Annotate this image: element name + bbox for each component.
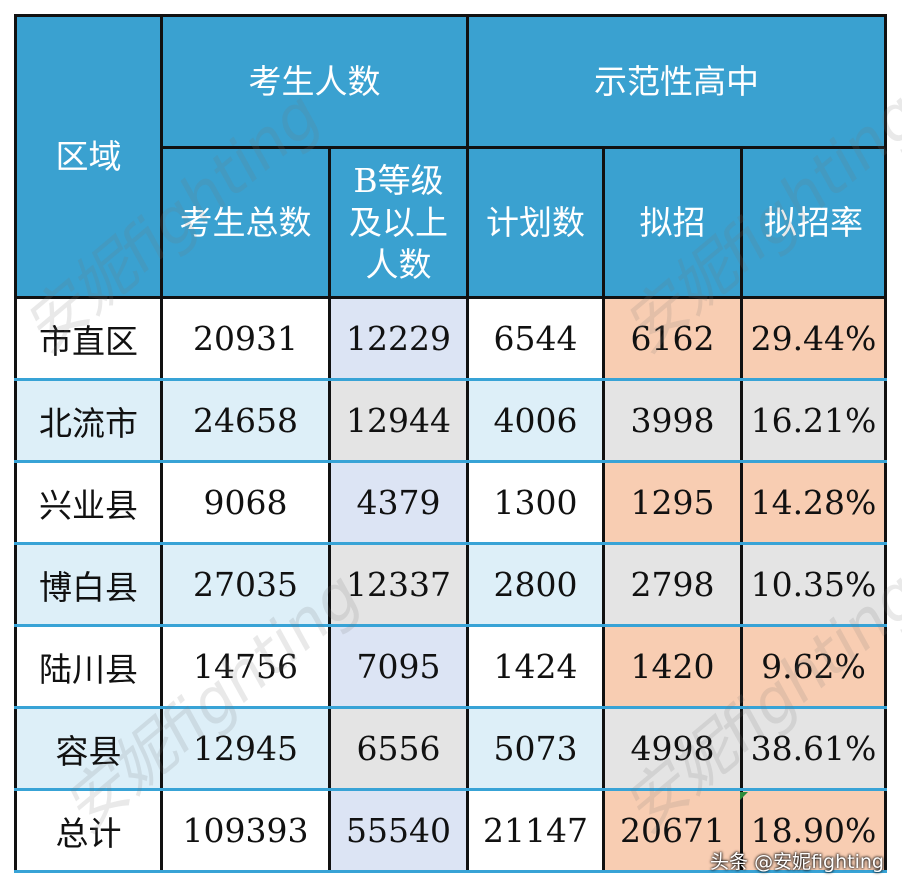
table-row: 容县 12945 6556 5073 4998 38.61%: [14, 707, 887, 791]
cell-rate: 18.90%: [740, 789, 887, 873]
cell-plan: 5073: [466, 707, 605, 791]
cell-b: 6556: [328, 707, 469, 791]
table-row: 陆川县 14756 7095 1424 1420 9.62%: [14, 625, 887, 709]
cell-plan: 2800: [466, 543, 605, 627]
cell-comment-marker: [740, 792, 748, 800]
cell-total: 14756: [160, 625, 331, 709]
cell-rate: 9.62%: [740, 625, 887, 709]
cell-intend: 6162: [602, 297, 743, 381]
cell-total: 24658: [160, 379, 331, 463]
header-region: 区域: [14, 14, 163, 299]
cell-intend: 20671: [602, 789, 743, 873]
cell-plan: 1300: [466, 461, 605, 545]
credit-label: 头条 @安妮fighting: [710, 851, 884, 873]
cell-region: 市直区: [14, 297, 163, 381]
table-row: 北流市 24658 12944 4006 3998 16.21%: [14, 379, 887, 463]
cell-total: 27035: [160, 543, 331, 627]
header-group-students: 考生人数: [160, 14, 469, 149]
cell-b: 12229: [328, 297, 469, 381]
cell-plan: 21147: [466, 789, 605, 873]
cell-plan: 6544: [466, 297, 605, 381]
cell-intend: 1420: [602, 625, 743, 709]
cell-intend: 1295: [602, 461, 743, 545]
cell-region: 博白县: [14, 543, 163, 627]
cell-b: 55540: [328, 789, 469, 873]
header-intend: 拟招: [602, 146, 743, 299]
cell-plan: 4006: [466, 379, 605, 463]
cell-intend: 4998: [602, 707, 743, 791]
table-row-total: 总计 109393 55540 21147 20671 18.90%: [14, 789, 887, 873]
cell-rate: 10.35%: [740, 543, 887, 627]
cell-b: 12337: [328, 543, 469, 627]
cell-total: 12945: [160, 707, 331, 791]
header-total: 考生总数: [160, 146, 331, 299]
enrollment-table: 区域 考生人数 示范性高中 考生总数 B等级 及以上 人数 计划数 拟招 拟招率…: [14, 14, 887, 873]
cell-total: 20931: [160, 297, 331, 381]
cell-intend: 3998: [602, 379, 743, 463]
header-b-line3: 人数: [365, 244, 432, 284]
header-b-grade: B等级 及以上 人数: [328, 146, 469, 299]
cell-region: 北流市: [14, 379, 163, 463]
table-row: 博白县 27035 12337 2800 2798 10.35%: [14, 543, 887, 627]
cell-plan: 1424: [466, 625, 605, 709]
header-b-line2: 及以上: [349, 202, 448, 242]
cell-rate: 16.21%: [740, 379, 887, 463]
header-group-schools: 示范性高中: [466, 14, 887, 149]
cell-b: 7095: [328, 625, 469, 709]
header-plan: 计划数: [466, 146, 605, 299]
cell-b: 4379: [328, 461, 469, 545]
header-rate: 拟招率: [740, 146, 887, 299]
header-b-line1: B等级: [353, 160, 444, 200]
cell-rate: 14.28%: [740, 461, 887, 545]
cell-total: 109393: [160, 789, 331, 873]
table-row: 兴业县 9068 4379 1300 1295 14.28%: [14, 461, 887, 545]
cell-region: 兴业县: [14, 461, 163, 545]
cell-b: 12944: [328, 379, 469, 463]
cell-region: 总计: [14, 789, 163, 873]
cell-total: 9068: [160, 461, 331, 545]
cell-region: 容县: [14, 707, 163, 791]
table-row: 市直区 20931 12229 6544 6162 29.44%: [14, 297, 887, 381]
cell-region: 陆川县: [14, 625, 163, 709]
cell-rate: 29.44%: [740, 297, 887, 381]
cell-rate: 38.61%: [740, 707, 887, 791]
cell-intend: 2798: [602, 543, 743, 627]
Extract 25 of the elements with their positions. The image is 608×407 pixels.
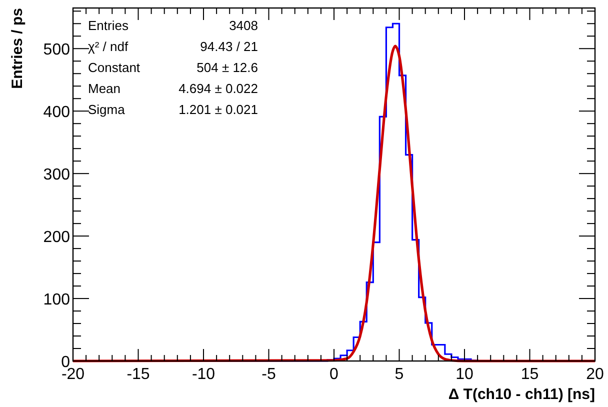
x-tick-label: 15	[520, 366, 539, 383]
x-tick-label: -5	[262, 366, 276, 383]
x-axis-title: Δ T(ch10 - ch11) [ns]	[448, 386, 595, 403]
x-tick-label: -10	[192, 366, 216, 383]
x-tick-label: 5	[394, 366, 404, 383]
y-axis-title: Entries / ps	[9, 8, 26, 89]
annotation: Sigma	[88, 102, 126, 117]
annotation: 1.201 ± 0.021	[178, 102, 258, 117]
annotation: χ² / ndf	[88, 39, 128, 54]
y-tick-label: 400	[43, 104, 70, 122]
annotation: 3408	[229, 18, 258, 33]
x-tick-label: -15	[126, 366, 150, 383]
annotation: 504 ± 12.6	[196, 60, 258, 75]
annotation: Constant	[88, 60, 140, 75]
y-tick-label: 200	[43, 229, 70, 246]
x-tick-label: 10	[456, 366, 474, 383]
y-tick-label: 500	[43, 42, 70, 59]
x-tick-label: 0	[330, 366, 339, 383]
annotation: 94.43 / 21	[200, 39, 258, 54]
y-tick-label: 300	[43, 166, 70, 184]
annotation: 4.694 ± 0.022	[178, 81, 258, 96]
x-tick-label: 20	[586, 366, 604, 383]
annotation: Mean	[88, 81, 121, 96]
annotation: Entries	[88, 18, 129, 33]
y-tick-label: 100	[43, 292, 70, 309]
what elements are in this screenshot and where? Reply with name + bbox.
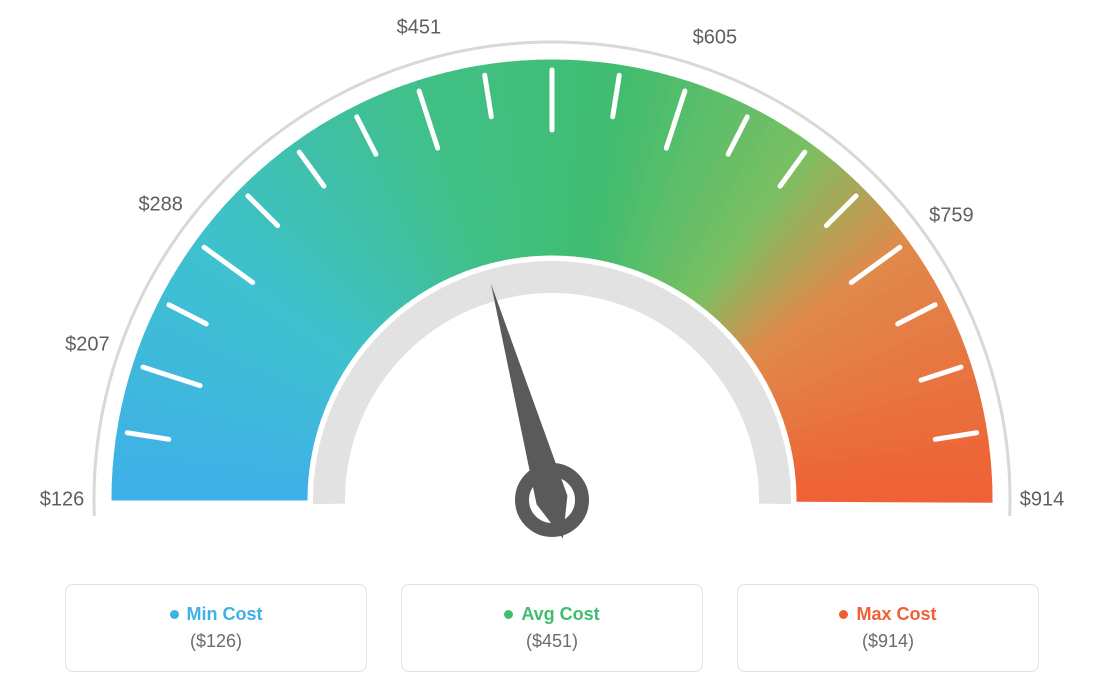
legend-min-box: Min Cost ($126) [65, 584, 367, 672]
legend-max-label: Max Cost [856, 604, 936, 625]
gauge-area: $126 $207 $288 $451 $605 $759 $914 [0, 0, 1104, 560]
legend-min-title: Min Cost [170, 604, 263, 625]
legend-avg-title: Avg Cost [504, 604, 599, 625]
legend-min-value: ($126) [190, 631, 242, 652]
gauge-scale-label: $288 [138, 194, 183, 217]
legend-avg-value: ($451) [526, 631, 578, 652]
legend-min-label: Min Cost [187, 604, 263, 625]
gauge-scale-label: $126 [40, 489, 85, 512]
gauge-scale-label: $605 [693, 26, 738, 49]
gauge-scale-label: $451 [397, 17, 442, 40]
legend-avg-box: Avg Cost ($451) [401, 584, 703, 672]
gauge-scale-label: $759 [929, 205, 974, 228]
legend-max-value: ($914) [862, 631, 914, 652]
legend-row: Min Cost ($126) Avg Cost ($451) Max Cost… [0, 584, 1104, 672]
gauge-svg [0, 0, 1104, 560]
legend-max-title: Max Cost [839, 604, 936, 625]
dot-icon [170, 610, 179, 619]
dot-icon [504, 610, 513, 619]
legend-max-box: Max Cost ($914) [737, 584, 1039, 672]
gauge-scale-label: $207 [65, 333, 110, 356]
gauge-scale-label: $914 [1020, 489, 1065, 512]
cost-gauge-chart: $126 $207 $288 $451 $605 $759 $914 Min Cost ($… [0, 0, 1104, 690]
legend-avg-label: Avg Cost [521, 604, 599, 625]
dot-icon [839, 610, 848, 619]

────────

Rewrite the lines of all the entries above as one numbered list, skipping blank lines. Leave the pictures out of your answer.

1. Annotate this image: element name + bbox for each component.
2. table-row: 容县 12945 6556 5073 4998 38.61%: [14, 707, 887, 791]
3. cell-rate: 18.90%: [740, 789, 887, 873]
4. cell-plan: 5073: [466, 707, 605, 791]
5. cell-b: 6556: [328, 707, 469, 791]
6. table-row: 陆川县 14756 7095 1424 1420 9.62%: [14, 625, 887, 709]
7. cell-plan: 2800: [466, 543, 605, 627]
8. cell-comment-marker: [740, 792, 748, 800]
9. cell-total: 14756: [160, 625, 331, 709]
10. cell-rate: 9.62%: [740, 625, 887, 709]
11. cell-intend: 6162: [602, 297, 743, 381]
12. cell-total: 24658: [160, 379, 331, 463]
13. header-region: 区域: [14, 14, 163, 299]
14. cell-intend: 20671: [602, 789, 743, 873]
15. cell-plan: 1300: [466, 461, 605, 545]
16. credit-label: 头条 @安妮fighting: [710, 851, 884, 873]
17. cell-region: 市直区: [14, 297, 163, 381]
18. table-row: 北流市 24658 12944 4006 3998 16.21%: [14, 379, 887, 463]
19. cell-total: 27035: [160, 543, 331, 627]
20. header-group-students: 考生人数: [160, 14, 469, 149]
21. cell-b: 12229: [328, 297, 469, 381]
22. cell-plan: 21147: [466, 789, 605, 873]
23. cell-plan: 6544: [466, 297, 605, 381]
24. cell-intend: 1420: [602, 625, 743, 709]
25. cell-intend: 1295: [602, 461, 743, 545]
26. cell-region: 博白县: [14, 543, 163, 627]
27. cell-b: 55540: [328, 789, 469, 873]
28. header-intend: 拟招: [602, 146, 743, 299]
29. cell-plan: 4006: [466, 379, 605, 463]
30. cell-intend: 4998: [602, 707, 743, 791]
31. table-row-total: 总计 109393 55540 21147 20671 18.90%: [14, 789, 887, 873]
32. cell-rate: 10.35%: [740, 543, 887, 627]
33. cell-b: 12337: [328, 543, 469, 627]
34. cell-total: 12945: [160, 707, 331, 791]
35. header-total: 考生总数: [160, 146, 331, 299]
36. enrollment-table: 区域 考生人数 示范性高中 考生总数 B等级 及以上 人数 计划数 拟招 拟招率…: [14, 14, 887, 873]
37. cell-total: 20931: [160, 297, 331, 381]
38. cell-intend: 3998: [602, 379, 743, 463]
39. header-b-line3: 人数: [365, 244, 432, 284]
40. header-b-grade: B等级 及以上 人数: [328, 146, 469, 299]
41. cell-region: 北流市: [14, 379, 163, 463]
42. table-row: 博白县 27035 12337 2800 2798 10.35%: [14, 543, 887, 627]
43. cell-plan: 1424: [466, 625, 605, 709]
44. header-b-line2: 及以上: [349, 202, 448, 242]
45. cell-rate: 16.21%: [740, 379, 887, 463]
46. header-group-schools: 示范性高中: [466, 14, 887, 149]
47. cell-b: 7095: [328, 625, 469, 709]
48. header-plan: 计划数: [466, 146, 605, 299]
49. cell-b: 4379: [328, 461, 469, 545]
50. header-rate: 拟招率: [740, 146, 887, 299]
51. header-b-line1: B等级: [353, 160, 444, 200]
52. cell-rate: 14.28%: [740, 461, 887, 545]
53. cell-total: 109393: [160, 789, 331, 873]
54. table-row: 兴业县 9068 4379 1300 1295 14.28%: [14, 461, 887, 545]
55. cell-region: 兴业县: [14, 461, 163, 545]
56. cell-b: 12944: [328, 379, 469, 463]
57. cell-region: 总计: [14, 789, 163, 873]
58. cell-total: 9068: [160, 461, 331, 545]
59. cell-region: 容县: [14, 707, 163, 791]
60. table-row: 市直区 20931 12229 6544 6162 29.44%: [14, 297, 887, 381]
61. cell-region: 陆川县: [14, 625, 163, 709]
62. cell-rate: 29.44%: [740, 297, 887, 381]
63. cell-rate: 38.61%: [740, 707, 887, 791]
64. cell-intend: 2798: [602, 543, 743, 627]
65. Extract 25 of the elements with their positions. The image is 608×407 pixels.
66. x-tick-label: 15	[520, 366, 539, 383]
67. x-tick-label: -5	[262, 366, 276, 383]
68. x-axis-title: Δ T(ch10 - ch11) [ns]	[448, 386, 595, 403]
69. x-tick-label: -10	[192, 366, 216, 383]
70. x-tick-label: 5	[394, 366, 404, 383]
71. y-axis-title: Entries / ps	[9, 8, 26, 89]
72. annotation: Sigma	[88, 102, 126, 117]
73. annotation: 1.201 ± 0.021	[178, 102, 258, 117]
74. annotation: χ² / ndf	[88, 39, 128, 54]
75. y-tick-label: 400	[43, 104, 70, 122]
76. annotation: 3408	[229, 18, 258, 33]
77. x-tick-label: -15	[126, 366, 150, 383]
78. annotation: 504 ± 12.6	[196, 60, 258, 75]
79. annotation: Constant	[88, 60, 140, 75]
80. y-tick-label: 200	[43, 229, 70, 246]
81. x-tick-label: 10	[456, 366, 474, 383]
82. y-tick-label: 500	[43, 42, 70, 59]
83. x-tick-label: 0	[330, 366, 339, 383]
84. annotation: 94.43 / 21	[200, 39, 258, 54]
85. y-tick-label: 300	[43, 166, 70, 184]
86. annotation: 4.694 ± 0.022	[178, 81, 258, 96]
87. x-tick-label: 20	[586, 366, 604, 383]
88. annotation: Mean	[88, 81, 121, 96]
89. annotation: Entries	[88, 18, 129, 33]
90. y-tick-label: 100	[43, 292, 70, 309]
91. what elements are in this screenshot and where? Reply with name + bbox.
92. legend-min-box: Min Cost ($126) [65, 584, 367, 672]
93. legend-max-label: Max Cost [856, 604, 936, 625]
94. gauge-area: $126 $207 $288 $451 $605 $759 $914 [0, 0, 1104, 560]
95. legend-min-title: Min Cost [170, 604, 263, 625]
96. legend-avg-title: Avg Cost [504, 604, 599, 625]
97. legend-min-value: ($126) [190, 631, 242, 652]
98. gauge-scale-label: $288 [138, 194, 183, 217]
99. legend-avg-value: ($451) [526, 631, 578, 652]
100. legend-min-label: Min Cost [187, 604, 263, 625]
101. gauge-scale-label: $126 [40, 489, 85, 512]
102. gauge-scale-label: $605 [693, 26, 738, 49]
103. gauge-scale-label: $451 [397, 17, 442, 40]
104. legend-avg-box: Avg Cost ($451) [401, 584, 703, 672]
105. gauge-scale-label: $759 [929, 205, 974, 228]
106. legend-max-value: ($914) [862, 631, 914, 652]
107. legend-row: Min Cost ($126) Avg Cost ($451) Max Cost… [0, 584, 1104, 672]
108. gauge-svg [0, 0, 1104, 560]
109. legend-max-title: Max Cost [839, 604, 936, 625]
110. dot-icon [170, 610, 179, 619]
111. dot-icon [504, 610, 513, 619]
112. legend-max-box: Max Cost ($914) [737, 584, 1039, 672]
113. gauge-scale-label: $207 [65, 333, 110, 356]
114. gauge-scale-label: $914 [1020, 489, 1065, 512]
115. cost-gauge-chart: $126 $207 $288 $451 $605 $759 $914 Min Cost ($… [0, 0, 1104, 690]
116. legend-avg-label: Avg Cost [521, 604, 599, 625]
117. dot-icon [839, 610, 848, 619]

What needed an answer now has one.